* [INSTRUCTIONS FOR THE TASK] Look at the entries below and reproduce them exactly.

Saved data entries
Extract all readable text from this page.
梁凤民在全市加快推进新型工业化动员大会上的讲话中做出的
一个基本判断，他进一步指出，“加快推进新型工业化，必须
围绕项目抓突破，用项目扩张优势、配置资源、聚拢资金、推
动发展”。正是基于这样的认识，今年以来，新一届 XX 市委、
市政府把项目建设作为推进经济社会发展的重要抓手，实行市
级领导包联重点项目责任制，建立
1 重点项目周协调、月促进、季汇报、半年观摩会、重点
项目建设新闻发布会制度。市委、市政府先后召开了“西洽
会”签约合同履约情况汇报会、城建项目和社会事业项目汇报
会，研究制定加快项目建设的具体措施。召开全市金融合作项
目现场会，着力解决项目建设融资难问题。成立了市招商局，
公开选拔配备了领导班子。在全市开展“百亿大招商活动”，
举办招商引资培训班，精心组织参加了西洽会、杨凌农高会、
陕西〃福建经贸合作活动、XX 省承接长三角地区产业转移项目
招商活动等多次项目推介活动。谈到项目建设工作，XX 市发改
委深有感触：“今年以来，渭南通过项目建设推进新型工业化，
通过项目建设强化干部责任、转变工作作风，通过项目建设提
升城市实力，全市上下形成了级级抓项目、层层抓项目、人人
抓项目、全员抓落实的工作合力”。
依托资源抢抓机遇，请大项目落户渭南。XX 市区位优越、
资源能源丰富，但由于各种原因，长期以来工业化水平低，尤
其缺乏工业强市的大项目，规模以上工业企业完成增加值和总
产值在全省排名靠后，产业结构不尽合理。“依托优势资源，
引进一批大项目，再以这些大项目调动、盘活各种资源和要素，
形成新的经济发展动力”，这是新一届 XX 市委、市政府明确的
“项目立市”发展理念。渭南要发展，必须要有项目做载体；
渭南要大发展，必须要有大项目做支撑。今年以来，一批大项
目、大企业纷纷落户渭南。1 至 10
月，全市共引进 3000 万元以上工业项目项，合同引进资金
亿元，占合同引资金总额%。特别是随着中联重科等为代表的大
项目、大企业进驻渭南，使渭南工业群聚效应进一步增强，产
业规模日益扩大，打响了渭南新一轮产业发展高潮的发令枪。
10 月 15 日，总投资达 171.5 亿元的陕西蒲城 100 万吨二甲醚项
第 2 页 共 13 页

* [SOLVED EXERCISE]
Extract all readable text from this page.
梁凤民在全市加快推进新型工业化动员大会上的讲话中做出的
一个基本判断，他进一步指出，“加快推进新型工业化，必须
围绕项目抓突破，用项目扩张优势、配置资源、聚拢资金、推
动发展”。正是基于这样的认识，今年以来，新一届 XX 市委、
市政府把项目建设作为推进经济社会发展的重要抓手，实行市
级领导包联重点项目责任制，建立
1 重点项目周协调、月促进、季汇报、半年观摩会、重点
项目建设新闻发布会制度。市委、市政府先后召开了“西洽
会”签约合同履约情况汇报会、城建项目和社会事业项目汇报
会，研究制定加快项目建设的具体措施。召开全市金融合作项
目现场会，着力解决项目建设融资难问题。成立了市招商局，
公开选拔配备了领导班子。在全市开展“百亿大招商活动”，
举办招商引资培训班，精心组织参加了西洽会、杨凌农高会、
陕西〃福建经贸合作活动、XX 省承接长三角地区产业转移项目
招商活动等多次项目推介活动。谈到项目建设工作，XX 市发改
委深有感触：“今年以来，渭南通过项目建设推进新型工业化，
通过项目建设强化干部责任、转变工作作风，通过项目建设提
升城市实力，全市上下形成了级级抓项目、层层抓项目、人人
抓项目、全员抓落实的工作合力”。
依托资源抢抓机遇，请大项目落户渭南。XX 市区位优越、
资源能源丰富，但由于各种原因，长期以来工业化水平低，尤
其缺乏工业强市的大项目，规模以上工业企业完成增加值和总
产值在全省排名靠后，产业结构不尽合理。“依托优势资源，
引进一批大项目，再以这些大项目调动、盘活各种资源和要素，
形成新的经济发展动力”，这是新一届 XX 市委、市政府明确的
“项目立市”发展理念。渭南要发展，必须要有项目做载体；
渭南要大发展，必须要有大项目做支撑。今年以来，一批大项
目、大企业纷纷落户渭南。1 至 10
月，全市共引进 3000 万元以上工业项目项，合同引进资金
亿元，占合同引资金总额%。特别是随着中联重科等为代表的大
项目、大企业进驻渭南，使渭南工业群聚效应进一步增强，产
业规模日益扩大，打响了渭南新一轮产业发展高潮的发令枪。
10 月 15 日，总投资达 171.5 亿元的陕西蒲城 100 万吨二甲醚项
第 2 页 共 13 页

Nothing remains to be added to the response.